# 課題一覧:
(A) 紅河についての文章で、筆者が紅河に来た理由は何ですか。文章に書かれている理由を1〜3文で説明してください。
(B) 紅河についての文章によると、元陽から紅河まではバスでどのくらいかかりますか。
(C) 紅河についての文章を、最後の文のあとから書き続けてください。

# 本文:

世界遺産の元陽なような棚田が見られる紅河

中国西南部にある雲南省の中でも日本人に人気の元陽から、バスで約2時間の紅河にやってきました。紅河では、世界遺産に登録された元陽のハニ族の棚田と同じぐらいすばらしい棚田が見られます。でも、こちらはマイナー。中国のガイドブックを見ても、紅河の町の地図など載っていません。紅河にやってきたのは、「馬幇古城(マーバングーチョン)」と言う、一見中世ヨーロッパのようなお城を見るためと「馬幇客桟」に泊まるためです。馬幇とは、馬の背にお茶や塩などの商品を載せて運んだキャラバン隊のことです。紅河は、ラオス、ベトナム、ミャンマーまで荷物を運んで行った馬幇で知られています。キャラバン隊で儲けたお金で建てられたのが馬幇古城です。

紅河の旧市街の入り口にたつ「馬幇古城」 紅河の旧市街の入り口にたつ「馬幇古城」

# 元データ:

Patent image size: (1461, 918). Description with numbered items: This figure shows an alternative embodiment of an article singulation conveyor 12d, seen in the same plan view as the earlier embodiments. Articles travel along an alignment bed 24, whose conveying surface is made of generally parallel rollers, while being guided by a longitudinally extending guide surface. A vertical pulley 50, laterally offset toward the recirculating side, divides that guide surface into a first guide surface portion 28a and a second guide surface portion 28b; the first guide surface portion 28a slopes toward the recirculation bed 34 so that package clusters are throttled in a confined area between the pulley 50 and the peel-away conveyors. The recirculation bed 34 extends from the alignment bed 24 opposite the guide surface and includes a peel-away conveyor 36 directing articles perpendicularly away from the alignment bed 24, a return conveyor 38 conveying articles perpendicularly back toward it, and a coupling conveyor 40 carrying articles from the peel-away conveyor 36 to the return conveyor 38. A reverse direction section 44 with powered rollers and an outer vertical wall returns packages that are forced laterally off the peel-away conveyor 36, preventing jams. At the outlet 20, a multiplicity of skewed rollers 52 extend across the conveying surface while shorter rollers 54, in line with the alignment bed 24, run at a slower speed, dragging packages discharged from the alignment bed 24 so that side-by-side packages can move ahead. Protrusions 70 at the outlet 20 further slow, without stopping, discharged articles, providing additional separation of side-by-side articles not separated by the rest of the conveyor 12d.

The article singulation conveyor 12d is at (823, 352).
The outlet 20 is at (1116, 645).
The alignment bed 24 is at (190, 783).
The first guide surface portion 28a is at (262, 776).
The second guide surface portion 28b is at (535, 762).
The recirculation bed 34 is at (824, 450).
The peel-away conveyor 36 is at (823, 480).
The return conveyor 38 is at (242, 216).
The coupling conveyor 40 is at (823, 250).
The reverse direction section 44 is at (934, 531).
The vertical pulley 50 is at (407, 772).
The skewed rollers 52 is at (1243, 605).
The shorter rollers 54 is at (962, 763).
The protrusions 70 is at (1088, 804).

# 解答一覧:
(A) 「馬幇古城(マーバングーチョン)」という、一見中世ヨーロッパのようなお城を見るためです。また、「馬幇客桟」に泊まるためでもあります。

(B) 約2時間です。

(C)
紅河らしいお宿、馬幇客桟とは?

馬幇客桟は、紅河では有名な馬幇のボスのひとり、羅正有氏の邸宅です。「客桟(クーザン)」とは、旅館や民宿などの宿泊施設をさします。バスターミナルの周辺には、手頃な値段のホテルがいくつもあるのに、わき目もふらずに重い荷物を持って、丘の上の馬幇古城を目指します。ガイドブックには、地図がないので馬幇客桟がどこにあるのか、わかりません。でも、きっと馬幇古城からさほど離れていないはず。紅河県委員会の隣のようですが、その委員会の場所がわからない。結局、タクシーの運転手に宿の名前を言うと、それらしきホテルを2軒回ってくれ、2軒目が馬幇客桟でした。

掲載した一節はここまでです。